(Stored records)
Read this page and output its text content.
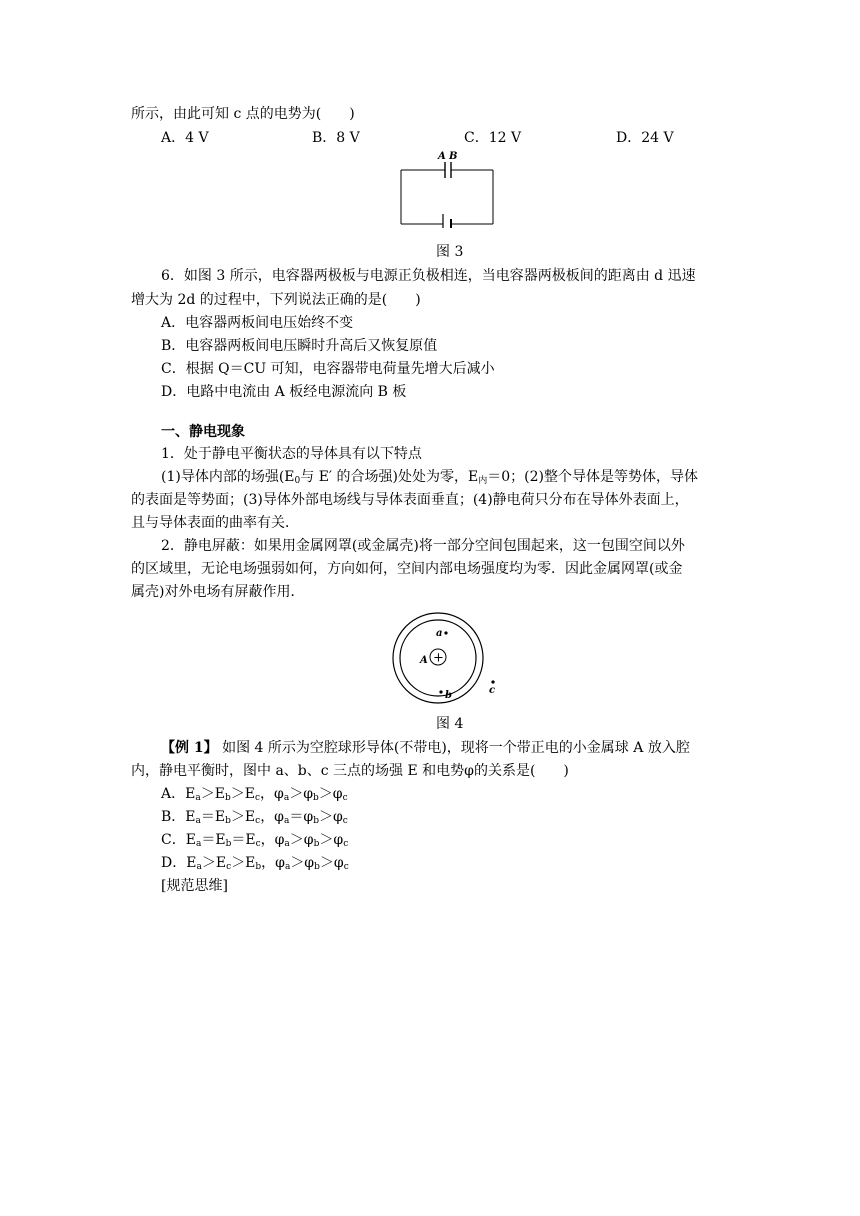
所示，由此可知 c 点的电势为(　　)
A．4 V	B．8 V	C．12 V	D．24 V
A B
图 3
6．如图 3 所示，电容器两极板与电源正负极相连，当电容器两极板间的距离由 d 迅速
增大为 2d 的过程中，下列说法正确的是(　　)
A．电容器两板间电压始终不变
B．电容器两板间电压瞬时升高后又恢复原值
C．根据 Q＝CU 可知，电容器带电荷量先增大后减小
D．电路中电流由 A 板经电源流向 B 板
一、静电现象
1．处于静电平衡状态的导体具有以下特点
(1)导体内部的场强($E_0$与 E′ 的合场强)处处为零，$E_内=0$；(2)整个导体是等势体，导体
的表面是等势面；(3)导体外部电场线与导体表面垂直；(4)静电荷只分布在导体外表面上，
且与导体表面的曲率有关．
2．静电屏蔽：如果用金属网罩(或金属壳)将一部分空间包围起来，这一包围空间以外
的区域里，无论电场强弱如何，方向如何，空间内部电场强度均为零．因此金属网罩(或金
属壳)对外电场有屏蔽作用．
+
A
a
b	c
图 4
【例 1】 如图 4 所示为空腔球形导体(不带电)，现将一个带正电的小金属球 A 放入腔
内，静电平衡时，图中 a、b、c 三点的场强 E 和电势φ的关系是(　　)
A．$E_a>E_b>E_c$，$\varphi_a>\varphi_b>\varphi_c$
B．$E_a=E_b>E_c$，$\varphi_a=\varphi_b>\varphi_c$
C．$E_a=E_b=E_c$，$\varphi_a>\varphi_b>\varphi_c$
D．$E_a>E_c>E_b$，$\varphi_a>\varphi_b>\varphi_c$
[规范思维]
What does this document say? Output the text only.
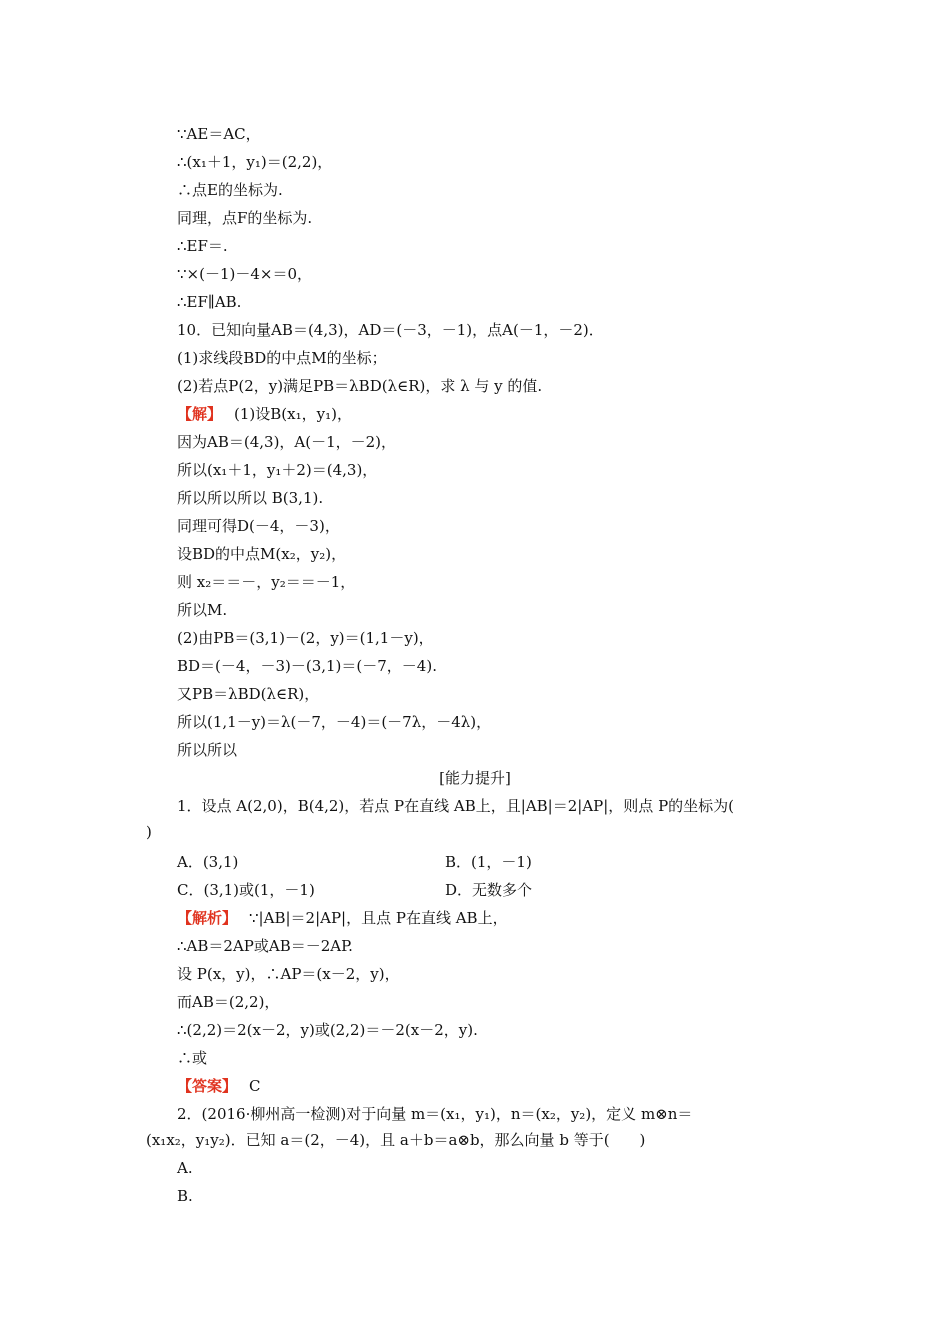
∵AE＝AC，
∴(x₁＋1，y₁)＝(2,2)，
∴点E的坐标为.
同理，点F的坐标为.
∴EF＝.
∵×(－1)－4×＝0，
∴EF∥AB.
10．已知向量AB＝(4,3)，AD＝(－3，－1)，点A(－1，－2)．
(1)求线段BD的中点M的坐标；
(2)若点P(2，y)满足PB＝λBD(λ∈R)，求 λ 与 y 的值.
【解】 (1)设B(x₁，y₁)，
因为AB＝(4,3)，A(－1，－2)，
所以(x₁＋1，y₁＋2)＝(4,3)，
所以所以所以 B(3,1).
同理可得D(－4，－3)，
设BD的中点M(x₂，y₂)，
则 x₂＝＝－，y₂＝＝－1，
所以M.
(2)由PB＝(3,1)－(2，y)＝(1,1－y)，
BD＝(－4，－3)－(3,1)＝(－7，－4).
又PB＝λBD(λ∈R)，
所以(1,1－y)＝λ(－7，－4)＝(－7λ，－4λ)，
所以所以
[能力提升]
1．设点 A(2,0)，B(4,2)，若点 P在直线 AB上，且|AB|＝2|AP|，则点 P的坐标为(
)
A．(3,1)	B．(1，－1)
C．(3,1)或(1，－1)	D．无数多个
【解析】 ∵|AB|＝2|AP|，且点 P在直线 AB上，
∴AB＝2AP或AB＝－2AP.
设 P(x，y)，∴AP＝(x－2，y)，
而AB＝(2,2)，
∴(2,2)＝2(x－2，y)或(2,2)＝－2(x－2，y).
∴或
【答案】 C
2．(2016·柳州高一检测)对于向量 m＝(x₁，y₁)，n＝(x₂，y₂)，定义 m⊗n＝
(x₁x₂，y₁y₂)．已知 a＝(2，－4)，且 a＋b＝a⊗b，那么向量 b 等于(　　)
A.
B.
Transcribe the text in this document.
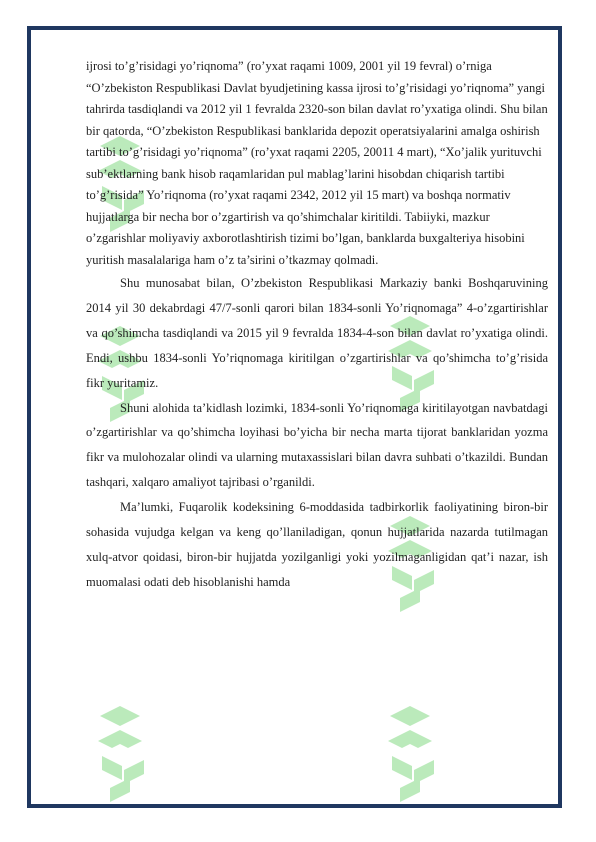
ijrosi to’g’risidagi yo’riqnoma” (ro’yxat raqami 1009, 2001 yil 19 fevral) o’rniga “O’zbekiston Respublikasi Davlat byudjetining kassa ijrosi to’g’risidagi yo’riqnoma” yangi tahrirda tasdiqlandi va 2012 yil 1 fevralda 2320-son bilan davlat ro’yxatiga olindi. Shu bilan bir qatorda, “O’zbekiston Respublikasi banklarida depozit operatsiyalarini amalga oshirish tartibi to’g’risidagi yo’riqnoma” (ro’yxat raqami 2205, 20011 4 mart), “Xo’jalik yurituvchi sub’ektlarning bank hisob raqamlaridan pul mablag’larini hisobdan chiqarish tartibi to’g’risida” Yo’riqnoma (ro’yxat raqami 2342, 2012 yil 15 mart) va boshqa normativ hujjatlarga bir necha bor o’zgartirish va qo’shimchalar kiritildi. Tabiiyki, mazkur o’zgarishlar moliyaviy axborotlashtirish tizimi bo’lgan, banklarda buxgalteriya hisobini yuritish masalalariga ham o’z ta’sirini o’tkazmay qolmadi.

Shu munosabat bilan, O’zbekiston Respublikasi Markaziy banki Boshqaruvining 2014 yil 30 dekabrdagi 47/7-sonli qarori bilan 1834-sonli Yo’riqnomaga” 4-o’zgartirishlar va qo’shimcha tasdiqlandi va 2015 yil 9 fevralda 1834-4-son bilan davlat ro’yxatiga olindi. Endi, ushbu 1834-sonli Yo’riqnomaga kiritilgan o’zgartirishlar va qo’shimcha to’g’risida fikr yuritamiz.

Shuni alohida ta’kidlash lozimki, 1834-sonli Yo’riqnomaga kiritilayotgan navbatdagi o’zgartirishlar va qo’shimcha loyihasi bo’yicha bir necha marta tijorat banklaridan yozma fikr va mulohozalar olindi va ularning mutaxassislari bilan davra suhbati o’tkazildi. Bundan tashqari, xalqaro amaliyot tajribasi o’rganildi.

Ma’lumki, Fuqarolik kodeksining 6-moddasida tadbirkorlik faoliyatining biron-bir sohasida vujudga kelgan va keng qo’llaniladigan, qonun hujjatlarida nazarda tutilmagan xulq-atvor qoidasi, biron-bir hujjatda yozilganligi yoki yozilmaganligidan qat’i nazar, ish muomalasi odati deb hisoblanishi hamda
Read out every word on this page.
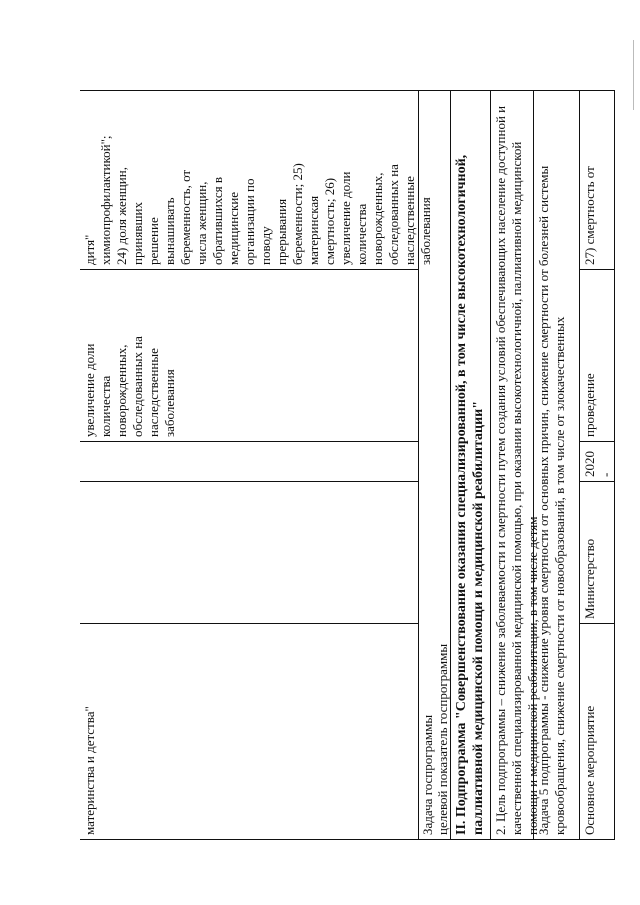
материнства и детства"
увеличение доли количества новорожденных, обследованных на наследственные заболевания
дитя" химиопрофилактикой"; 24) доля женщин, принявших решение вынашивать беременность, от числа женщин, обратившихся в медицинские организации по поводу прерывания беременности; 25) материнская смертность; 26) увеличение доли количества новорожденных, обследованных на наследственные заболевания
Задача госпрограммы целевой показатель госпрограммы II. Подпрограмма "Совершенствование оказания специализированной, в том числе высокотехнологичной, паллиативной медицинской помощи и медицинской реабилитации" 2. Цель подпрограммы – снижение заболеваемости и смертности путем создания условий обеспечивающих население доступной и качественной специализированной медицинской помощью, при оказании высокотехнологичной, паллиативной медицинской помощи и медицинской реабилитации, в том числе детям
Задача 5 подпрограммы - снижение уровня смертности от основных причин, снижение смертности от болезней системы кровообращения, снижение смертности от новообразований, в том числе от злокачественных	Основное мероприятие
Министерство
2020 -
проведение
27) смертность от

Given instruction
Without the pictures, output the full listing exactly as it stands.

Finished task
Read this page and output its text content.
所示，由此可知 c 点的电势为(　　)
A．4 V	B．8 V	C．12 V	D．24 V
A B
图 3
6．如图 3 所示，电容器两极板与电源正负极相连，当电容器两极板间的距离由 d 迅速
增大为 2d 的过程中，下列说法正确的是(　　)
A．电容器两板间电压始终不变
B．电容器两板间电压瞬时升高后又恢复原值
C．根据 Q＝CU 可知，电容器带电荷量先增大后减小
D．电路中电流由 A 板经电源流向 B 板
一、静电现象
1．处于静电平衡状态的导体具有以下特点
(1)导体内部的场强($E_0$与 E′ 的合场强)处处为零，$E_内=0$；(2)整个导体是等势体，导体
的表面是等势面；(3)导体外部电场线与导体表面垂直；(4)静电荷只分布在导体外表面上，
且与导体表面的曲率有关．
2．静电屏蔽：如果用金属网罩(或金属壳)将一部分空间包围起来，这一包围空间以外
的区域里，无论电场强弱如何，方向如何，空间内部电场强度均为零．因此金属网罩(或金
属壳)对外电场有屏蔽作用．
+
A
a
b	c
图 4
【例 1】 如图 4 所示为空腔球形导体(不带电)，现将一个带正电的小金属球 A 放入腔
内，静电平衡时，图中 a、b、c 三点的场强 E 和电势φ的关系是(　　)
A．$E_a>E_b>E_c$，$\varphi_a>\varphi_b>\varphi_c$
B．$E_a=E_b>E_c$，$\varphi_a=\varphi_b>\varphi_c$
C．$E_a=E_b=E_c$，$\varphi_a>\varphi_b>\varphi_c$
D．$E_a>E_c>E_b$，$\varphi_a>\varphi_b>\varphi_c$
[规范思维]
What does this document say? Output the text only.
∵AE＝AC，
∴(x₁＋1，y₁)＝(2,2)，
∴点E的坐标为.
同理，点F的坐标为.
∴EF＝.
∵×(－1)－4×＝0，
∴EF∥AB.
10．已知向量AB＝(4,3)，AD＝(－3，－1)，点A(－1，－2)．
(1)求线段BD的中点M的坐标；
(2)若点P(2，y)满足PB＝λBD(λ∈R)，求 λ 与 y 的值.
【解】 (1)设B(x₁，y₁)，
因为AB＝(4,3)，A(－1，－2)，
所以(x₁＋1，y₁＋2)＝(4,3)，
所以所以所以 B(3,1).
同理可得D(－4，－3)，
设BD的中点M(x₂，y₂)，
则 x₂＝＝－，y₂＝＝－1，
所以M.
(2)由PB＝(3,1)－(2，y)＝(1,1－y)，
BD＝(－4，－3)－(3,1)＝(－7，－4).
又PB＝λBD(λ∈R)，
所以(1,1－y)＝λ(－7，－4)＝(－7λ，－4λ)，
所以所以
[能力提升]
1．设点 A(2,0)，B(4,2)，若点 P在直线 AB上，且|AB|＝2|AP|，则点 P的坐标为(
)
A．(3,1)	B．(1，－1)
C．(3,1)或(1，－1)	D．无数多个
【解析】 ∵|AB|＝2|AP|，且点 P在直线 AB上，
∴AB＝2AP或AB＝－2AP.
设 P(x，y)，∴AP＝(x－2，y)，
而AB＝(2,2)，
∴(2,2)＝2(x－2，y)或(2,2)＝－2(x－2，y).
∴或
【答案】 C
2．(2016·柳州高一检测)对于向量 m＝(x₁，y₁)，n＝(x₂，y₂)，定义 m⊗n＝
(x₁x₂，y₁y₂)．已知 a＝(2，－4)，且 a＋b＝a⊗b，那么向量 b 等于(　　)
A.
B.
Transcribe the text in this document.
ijrosi to’g’risidagi yo’riqnoma” (ro’yxat raqami 1009, 2001 yil 19 fevral) o’rniga “O’zbekiston Respublikasi Davlat byudjetining kassa ijrosi to’g’risidagi yo’riqnoma” yangi tahrirda tasdiqlandi va 2012 yil 1 fevralda 2320-son bilan davlat ro’yxatiga olindi. Shu bilan bir qatorda, “O’zbekiston Respublikasi banklarida depozit operatsiyalarini amalga oshirish tartibi to’g’risidagi yo’riqnoma” (ro’yxat raqami 2205, 20011 4 mart), “Xo’jalik yurituvchi sub’ektlarning bank hisob raqamlaridan pul mablag’larini hisobdan chiqarish tartibi to’g’risida” Yo’riqnoma (ro’yxat raqami 2342, 2012 yil 15 mart) va boshqa normativ hujjatlarga bir necha bor o’zgartirish va qo’shimchalar kiritildi. Tabiiyki, mazkur o’zgarishlar moliyaviy axborotlashtirish tizimi bo’lgan, banklarda buxgalteriya hisobini yuritish masalalariga ham o’z ta’sirini o’tkazmay qolmadi.

Shu munosabat bilan, O’zbekiston Respublikasi Markaziy banki Boshqaruvining 2014 yil 30 dekabrdagi 47/7-sonli qarori bilan 1834-sonli Yo’riqnomaga” 4-o’zgartirishlar va qo’shimcha tasdiqlandi va 2015 yil 9 fevralda 1834-4-son bilan davlat ro’yxatiga olindi. Endi, ushbu 1834-sonli Yo’riqnomaga kiritilgan o’zgartirishlar va qo’shimcha to’g’risida fikr yuritamiz.

Shuni alohida ta’kidlash lozimki, 1834-sonli Yo’riqnomaga kiritilayotgan navbatdagi o’zgartirishlar va qo’shimcha loyihasi bo’yicha bir necha marta tijorat banklaridan yozma fikr va mulohozalar olindi va ularning mutaxassislari bilan davra suhbati o’tkazildi. Bundan tashqari, xalqaro amaliyot tajribasi o’rganildi.

Ma’lumki, Fuqarolik kodeksining 6-moddasida tadbirkorlik faoliyatining biron-bir sohasida vujudga kelgan va keng qo’llaniladigan, qonun hujjatlarida nazarda tutilmagan xulq-atvor qoidasi, biron-bir hujjatda yozilganligi yoki yozilmaganligidan qat’i nazar, ish muomalasi odati deb hisoblanishi hamda
Read out every word on this page.
материнства и детства"
увеличение доли количества новорожденных, обследованных на наследственные заболевания
дитя" химиопрофилактикой"; 24) доля женщин, принявших решение вынашивать беременность, от числа женщин, обратившихся в медицинские организации по поводу прерывания беременности; 25) материнская смертность; 26) увеличение доли количества новорожденных, обследованных на наследственные заболевания
Задача госпрограммы целевой показатель госпрограммы II. Подпрограмма "Совершенствование оказания специализированной, в том числе высокотехнологичной, паллиативной медицинской помощи и медицинской реабилитации" 2. Цель подпрограммы – снижение заболеваемости и смертности путем создания условий обеспечивающих население доступной и качественной специализированной медицинской помощью, при оказании высокотехнологичной, паллиативной медицинской помощи и медицинской реабилитации, в том числе детям
Задача 5 подпрограммы - снижение уровня смертности от основных причин, снижение смертности от болезней системы кровообращения, снижение смертности от новообразований, в том числе от злокачественных	Основное мероприятие
Министерство
2020 -
проведение
27) смертность от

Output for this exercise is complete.